TASK> Read through the data and count the lines that contain the string "接线柱流入时"; give only the result.

RECORDS FOR PROCESSING>
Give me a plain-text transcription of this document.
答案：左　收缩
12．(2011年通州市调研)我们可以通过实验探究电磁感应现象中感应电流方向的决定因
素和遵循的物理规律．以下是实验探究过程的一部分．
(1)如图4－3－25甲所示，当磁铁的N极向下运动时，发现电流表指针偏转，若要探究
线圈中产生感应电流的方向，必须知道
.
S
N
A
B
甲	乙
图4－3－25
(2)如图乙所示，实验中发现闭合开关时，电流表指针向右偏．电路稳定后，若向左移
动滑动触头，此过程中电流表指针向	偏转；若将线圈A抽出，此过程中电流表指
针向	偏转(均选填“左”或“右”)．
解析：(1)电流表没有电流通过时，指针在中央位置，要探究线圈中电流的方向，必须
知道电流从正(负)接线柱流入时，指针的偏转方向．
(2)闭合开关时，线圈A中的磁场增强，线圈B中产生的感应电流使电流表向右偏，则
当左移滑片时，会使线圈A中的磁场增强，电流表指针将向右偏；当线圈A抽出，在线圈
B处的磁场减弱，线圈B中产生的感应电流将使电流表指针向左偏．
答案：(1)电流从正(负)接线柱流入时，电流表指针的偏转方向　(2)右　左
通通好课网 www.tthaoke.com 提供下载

ANSWER> 2